(Dataset entries)
┄┄┄┄┄┄

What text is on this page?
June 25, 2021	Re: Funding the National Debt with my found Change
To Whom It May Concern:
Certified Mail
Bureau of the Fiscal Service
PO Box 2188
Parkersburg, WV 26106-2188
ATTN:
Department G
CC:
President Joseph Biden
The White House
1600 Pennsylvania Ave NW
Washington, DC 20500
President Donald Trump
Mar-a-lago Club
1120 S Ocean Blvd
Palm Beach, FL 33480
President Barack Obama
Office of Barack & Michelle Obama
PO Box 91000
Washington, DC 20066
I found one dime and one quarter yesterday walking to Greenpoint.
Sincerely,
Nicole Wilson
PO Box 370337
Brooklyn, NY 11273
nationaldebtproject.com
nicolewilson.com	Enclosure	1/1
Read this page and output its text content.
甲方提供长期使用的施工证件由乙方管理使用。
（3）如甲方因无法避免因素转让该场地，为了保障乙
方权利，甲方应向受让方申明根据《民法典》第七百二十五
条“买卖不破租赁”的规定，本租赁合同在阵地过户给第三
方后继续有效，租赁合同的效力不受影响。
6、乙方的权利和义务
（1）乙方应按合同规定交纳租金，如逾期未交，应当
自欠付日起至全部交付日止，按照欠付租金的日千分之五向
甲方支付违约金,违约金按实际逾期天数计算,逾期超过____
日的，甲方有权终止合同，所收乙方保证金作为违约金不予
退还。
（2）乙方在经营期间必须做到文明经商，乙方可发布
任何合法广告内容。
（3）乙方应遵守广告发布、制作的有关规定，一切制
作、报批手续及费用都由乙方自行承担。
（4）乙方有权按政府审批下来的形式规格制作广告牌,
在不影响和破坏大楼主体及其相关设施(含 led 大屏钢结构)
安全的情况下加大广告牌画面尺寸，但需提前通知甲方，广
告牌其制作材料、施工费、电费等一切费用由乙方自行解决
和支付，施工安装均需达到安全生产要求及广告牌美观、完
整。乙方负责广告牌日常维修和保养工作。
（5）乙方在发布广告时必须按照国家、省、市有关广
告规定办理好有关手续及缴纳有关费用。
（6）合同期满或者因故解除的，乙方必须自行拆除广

┄┄┄┄┄┄

Exercise description
Repeat all the records. Match each line exactly.

Full answer
What text is on this page?
June 25, 2021	Re: Funding the National Debt with my found Change
To Whom It May Concern:
Certified Mail
Bureau of the Fiscal Service
PO Box 2188
Parkersburg, WV 26106-2188
ATTN:
Department G
CC:
President Joseph Biden
The White House
1600 Pennsylvania Ave NW
Washington, DC 20500
President Donald Trump
Mar-a-lago Club
1120 S Ocean Blvd
Palm Beach, FL 33480
President Barack Obama
Office of Barack & Michelle Obama
PO Box 91000
Washington, DC 20066
I found one dime and one quarter yesterday walking to Greenpoint.
Sincerely,
Nicole Wilson
PO Box 370337
Brooklyn, NY 11273
nationaldebtproject.com
nicolewilson.com	Enclosure	1/1
Read this page and output its text content.
甲方提供长期使用的施工证件由乙方管理使用。
（3）如甲方因无法避免因素转让该场地，为了保障乙
方权利，甲方应向受让方申明根据《民法典》第七百二十五
条“买卖不破租赁”的规定，本租赁合同在阵地过户给第三
方后继续有效，租赁合同的效力不受影响。
6、乙方的权利和义务
（1）乙方应按合同规定交纳租金，如逾期未交，应当
自欠付日起至全部交付日止，按照欠付租金的日千分之五向
甲方支付违约金,违约金按实际逾期天数计算,逾期超过____
日的，甲方有权终止合同，所收乙方保证金作为违约金不予
退还。
（2）乙方在经营期间必须做到文明经商，乙方可发布
任何合法广告内容。
（3）乙方应遵守广告发布、制作的有关规定，一切制
作、报批手续及费用都由乙方自行承担。
（4）乙方有权按政府审批下来的形式规格制作广告牌,
在不影响和破坏大楼主体及其相关设施(含 led 大屏钢结构)
安全的情况下加大广告牌画面尺寸，但需提前通知甲方，广
告牌其制作材料、施工费、电费等一切费用由乙方自行解决
和支付，施工安装均需达到安全生产要求及广告牌美观、完
整。乙方负责广告牌日常维修和保养工作。
（5）乙方在发布广告时必须按照国家、省、市有关广
告规定办理好有关手续及缴纳有关费用。
（6）合同期满或者因故解除的，乙方必须自行拆除广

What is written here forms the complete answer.